- [DATASET EXTRACT]
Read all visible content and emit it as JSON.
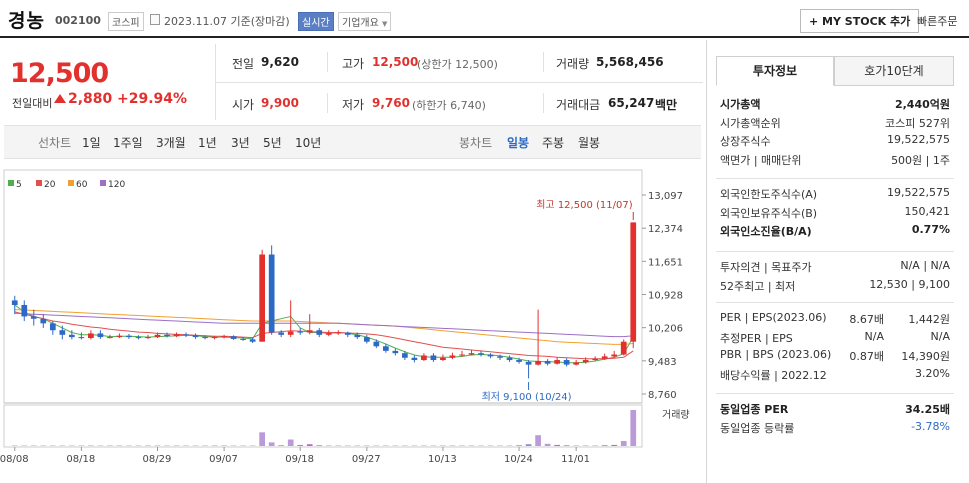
{
  "header": {
    "title": "경농",
    "code": "002100",
    "market": "코스피",
    "date": "2023.11.07 기준(장마감)",
    "realtime": "실시간",
    "company_overview": "기업개요",
    "mystock": "+ MY STOCK 추가",
    "quick_order": "빠른주문"
  },
  "price": {
    "current": "12,500",
    "change_label": "전일대비",
    "change": "2,880",
    "change_pct": "+29.94%"
  },
  "quote": {
    "prev_label": "전일",
    "prev": "9,620",
    "high_label": "고가",
    "high": "12,500",
    "high_sub": "(상한가 12,500)",
    "volume_label": "거래량",
    "volume": "5,568,456",
    "open_label": "시가",
    "open": "9,900",
    "low_label": "저가",
    "low": "9,760",
    "low_sub": "(하한가 6,740)",
    "amount_label": "거래대금",
    "amount": "65,247",
    "amount_unit": "백만"
  },
  "periods": {
    "line_label": "선차트",
    "items": [
      "1일",
      "1주일",
      "3개월",
      "1년",
      "3년",
      "5년",
      "10년"
    ],
    "candle_label": "봉차트",
    "candle_items": [
      "일봉",
      "주봉",
      "월봉"
    ]
  },
  "legend": [
    {
      "label": "5",
      "color": "#4caf50"
    },
    {
      "label": "20",
      "color": "#e05050"
    },
    {
      "label": "60",
      "color": "#f0a030"
    },
    {
      "label": "120",
      "color": "#9c6fc8"
    }
  ],
  "chart_data": {
    "type": "candlestick",
    "y_ticks": [
      "13,097",
      "12,374",
      "11,651",
      "10,928",
      "10,206",
      "9,483",
      "8,760"
    ],
    "x_ticks": [
      "08/08",
      "08/18",
      "08/29",
      "09/07",
      "09/18",
      "09/27",
      "10/13",
      "10/24",
      "11/01"
    ],
    "high_annotation": "최고 12,500 (11/07)",
    "low_annotation": "최저 9,100 (10/24)",
    "volume_label": "거래량",
    "ylim": [
      8760,
      13097
    ],
    "candles": [
      [
        10800,
        10700,
        10900,
        10500
      ],
      [
        10700,
        10450,
        10800,
        10350
      ],
      [
        10450,
        10400,
        10600,
        10250
      ],
      [
        10400,
        10300,
        10500,
        10200
      ],
      [
        10300,
        10150,
        10350,
        10050
      ],
      [
        10150,
        10050,
        10250,
        9950
      ],
      [
        10050,
        10000,
        10150,
        9950
      ],
      [
        10000,
        9980,
        10100,
        9950
      ],
      [
        9980,
        10080,
        10150,
        9950
      ],
      [
        10080,
        10000,
        10150,
        9960
      ],
      [
        10000,
        10000,
        10050,
        9970
      ],
      [
        10000,
        10030,
        10080,
        9980
      ],
      [
        10030,
        10000,
        10070,
        9960
      ],
      [
        10000,
        9980,
        10040,
        9950
      ],
      [
        9980,
        10000,
        10050,
        9960
      ],
      [
        10000,
        10050,
        10100,
        9980
      ],
      [
        10050,
        10020,
        10100,
        9990
      ],
      [
        10020,
        10060,
        10100,
        10000
      ],
      [
        10060,
        10040,
        10100,
        10000
      ],
      [
        10040,
        10000,
        10080,
        9960
      ],
      [
        10000,
        9980,
        10040,
        9950
      ],
      [
        9980,
        10000,
        10030,
        9950
      ],
      [
        10000,
        10020,
        10050,
        9970
      ],
      [
        10020,
        9960,
        10040,
        9940
      ],
      [
        9960,
        9950,
        10000,
        9920
      ],
      [
        9950,
        9900,
        9980,
        9870
      ],
      [
        9900,
        11800,
        11900,
        9900
      ],
      [
        11800,
        10100,
        12000,
        10050
      ],
      [
        10100,
        10050,
        10150,
        10000
      ],
      [
        10050,
        10120,
        10800,
        10000
      ],
      [
        10120,
        10100,
        10200,
        10050
      ],
      [
        10100,
        10150,
        10500,
        10060
      ],
      [
        10150,
        10050,
        10200,
        10000
      ],
      [
        10050,
        10080,
        10150,
        10020
      ],
      [
        10080,
        10100,
        10150,
        10050
      ],
      [
        10100,
        10050,
        10120,
        10000
      ],
      [
        10050,
        10000,
        10100,
        9960
      ],
      [
        10000,
        9900,
        10050,
        9860
      ],
      [
        9900,
        9800,
        9950,
        9760
      ],
      [
        9800,
        9700,
        9850,
        9660
      ],
      [
        9700,
        9650,
        9750,
        9600
      ],
      [
        9650,
        9550,
        9700,
        9500
      ],
      [
        9550,
        9500,
        9600,
        9450
      ],
      [
        9500,
        9600,
        9650,
        9480
      ],
      [
        9600,
        9500,
        9650,
        9460
      ],
      [
        9500,
        9550,
        9620,
        9480
      ],
      [
        9550,
        9600,
        9660,
        9520
      ],
      [
        9600,
        9620,
        9700,
        9570
      ],
      [
        9620,
        9650,
        9720,
        9600
      ],
      [
        9650,
        9620,
        9700,
        9580
      ],
      [
        9620,
        9580,
        9650,
        9540
      ],
      [
        9580,
        9550,
        9620,
        9500
      ],
      [
        9550,
        9500,
        9600,
        9460
      ],
      [
        9500,
        9460,
        9550,
        9420
      ],
      [
        9460,
        9400,
        9500,
        9100
      ],
      [
        9400,
        9480,
        10600,
        9380
      ],
      [
        9480,
        9420,
        9520,
        9380
      ],
      [
        9420,
        9500,
        9560,
        9400
      ],
      [
        9500,
        9400,
        9540,
        9360
      ],
      [
        9400,
        9450,
        9500,
        9380
      ],
      [
        9450,
        9500,
        9560,
        9420
      ],
      [
        9500,
        9530,
        9580,
        9470
      ],
      [
        9530,
        9580,
        9640,
        9500
      ],
      [
        9580,
        9620,
        9700,
        9550
      ],
      [
        9620,
        9900,
        9950,
        9600
      ],
      [
        9900,
        12500,
        12500,
        9760
      ]
    ],
    "volume": [
      0.01,
      0.01,
      0.01,
      0.01,
      0.01,
      0.01,
      0.01,
      0.01,
      0.01,
      0.01,
      0.01,
      0.01,
      0.01,
      0.01,
      0.01,
      0.01,
      0.01,
      0.01,
      0.01,
      0.01,
      0.01,
      0.01,
      0.01,
      0.01,
      0.01,
      0.01,
      0.38,
      0.1,
      0.02,
      0.18,
      0.03,
      0.05,
      0.02,
      0.01,
      0.01,
      0.01,
      0.01,
      0.01,
      0.01,
      0.01,
      0.01,
      0.01,
      0.01,
      0.01,
      0.01,
      0.01,
      0.01,
      0.01,
      0.01,
      0.01,
      0.01,
      0.01,
      0.01,
      0.02,
      0.05,
      0.3,
      0.06,
      0.03,
      0.02,
      0.01,
      0.01,
      0.01,
      0.02,
      0.03,
      0.14,
      1.0
    ],
    "ma": [
      {
        "name": "5",
        "color": "#4caf50",
        "values": [
          10700,
          10550,
          10450,
          10400,
          10300,
          10200,
          10100,
          10050,
          10050,
          10040,
          10010,
          10020,
          10020,
          10010,
          10000,
          10010,
          10020,
          10030,
          10040,
          10030,
          10010,
          10000,
          10000,
          9990,
          9980,
          9960,
          10300,
          10350,
          10400,
          10450,
          10200,
          10100,
          10100,
          10080,
          10100,
          10080,
          10050,
          10000,
          9930,
          9850,
          9760,
          9680,
          9610,
          9570,
          9560,
          9560,
          9560,
          9580,
          9610,
          9620,
          9610,
          9590,
          9560,
          9520,
          9480,
          9470,
          9460,
          9460,
          9440,
          9440,
          9450,
          9480,
          9520,
          9560,
          9640,
          10000
        ]
      },
      {
        "name": "20",
        "color": "#e05050",
        "values": [
          10550,
          10500,
          10450,
          10400,
          10350,
          10320,
          10280,
          10250,
          10220,
          10200,
          10170,
          10150,
          10130,
          10110,
          10100,
          10080,
          10070,
          10060,
          10050,
          10040,
          10030,
          10020,
          10020,
          10010,
          10000,
          9990,
          10080,
          10100,
          10120,
          10140,
          10130,
          10120,
          10110,
          10100,
          10100,
          10090,
          10080,
          10070,
          10050,
          10020,
          9980,
          9940,
          9900,
          9860,
          9820,
          9780,
          9760,
          9740,
          9720,
          9700,
          9680,
          9660,
          9640,
          9620,
          9600,
          9590,
          9580,
          9560,
          9550,
          9540,
          9530,
          9530,
          9530,
          9540,
          9560,
          9700
        ]
      },
      {
        "name": "60",
        "color": "#f0a030",
        "values": [
          10600,
          10590,
          10580,
          10570,
          10560,
          10550,
          10540,
          10530,
          10520,
          10510,
          10500,
          10490,
          10480,
          10470,
          10460,
          10450,
          10440,
          10430,
          10420,
          10410,
          10400,
          10390,
          10380,
          10370,
          10360,
          10350,
          10350,
          10350,
          10350,
          10350,
          10340,
          10330,
          10320,
          10310,
          10300,
          10290,
          10280,
          10270,
          10260,
          10250,
          10240,
          10220,
          10200,
          10180,
          10160,
          10140,
          10120,
          10100,
          10080,
          10060,
          10040,
          10020,
          10000,
          9980,
          9960,
          9940,
          9920,
          9900,
          9890,
          9880,
          9870,
          9860,
          9850,
          9840,
          9840,
          9860
        ]
      },
      {
        "name": "120",
        "color": "#9c6fc8",
        "values": [
          10520,
          10510,
          10500,
          10490,
          10480,
          10470,
          10460,
          10450,
          10440,
          10430,
          10420,
          10410,
          10400,
          10390,
          10380,
          10370,
          10360,
          10350,
          10340,
          10330,
          10320,
          10310,
          10300,
          10300,
          10300,
          10300,
          10300,
          10300,
          10300,
          10300,
          10300,
          10300,
          10300,
          10300,
          10300,
          10290,
          10280,
          10270,
          10260,
          10250,
          10240,
          10230,
          10220,
          10210,
          10200,
          10190,
          10180,
          10170,
          10160,
          10150,
          10140,
          10130,
          10120,
          10110,
          10100,
          10090,
          10080,
          10070,
          10060,
          10050,
          10040,
          10030,
          10020,
          10010,
          10010,
          10030
        ]
      }
    ]
  },
  "right_panel": {
    "tabs": [
      "투자정보",
      "호가10단계"
    ],
    "group1": [
      {
        "label": "시가총액",
        "value": "2,440억원",
        "bold": true
      },
      {
        "label": "시가총액순위",
        "value": "코스피 527위"
      },
      {
        "label": "상장주식수",
        "value": "19,522,575"
      },
      {
        "label": "액면가 | 매매단위",
        "value": "500원 | 1주"
      }
    ],
    "group2": [
      {
        "label": "외국인한도주식수(A)",
        "value": "19,522,575"
      },
      {
        "label": "외국인보유주식수(B)",
        "value": "150,421"
      },
      {
        "label": "외국인소진율(B/A)",
        "value": "0.77%",
        "bold": true
      }
    ],
    "group3": [
      {
        "label": "투자의견 | 목표주가",
        "value": "N/A | N/A"
      },
      {
        "label": "52주최고 | 최저",
        "value": "12,530 | 9,100"
      }
    ],
    "group4": [
      {
        "label": "PER | EPS(2023.06)",
        "value1": "8.67배",
        "value2": "1,442원"
      },
      {
        "label": "추정PER | EPS",
        "value1": "N/A",
        "value2": "N/A"
      },
      {
        "label": "PBR | BPS (2023.06)",
        "value1": "0.87배",
        "value2": "14,390원"
      },
      {
        "label": "배당수익률 | 2022.12",
        "value1": "",
        "value2": "3.20%"
      }
    ],
    "group5": [
      {
        "label": "동일업종 PER",
        "value": "34.25배",
        "bold": true
      },
      {
        "label": "동일업종 등락률",
        "value": "-3.78%",
        "blue": true
      }
    ]
  }
}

- [AIM] Look through the entries and return every line where "color" appears.

- [WRITTEN SOLUTION]
      "color": "#4caf50"
      "color": "#e05050"
      "color": "#f0a030"
      "color": "#9c6fc8"
        "color": "#4caf50",
        "color": "#e05050",
        "color": "#f0a030",
        "color": "#9c6fc8",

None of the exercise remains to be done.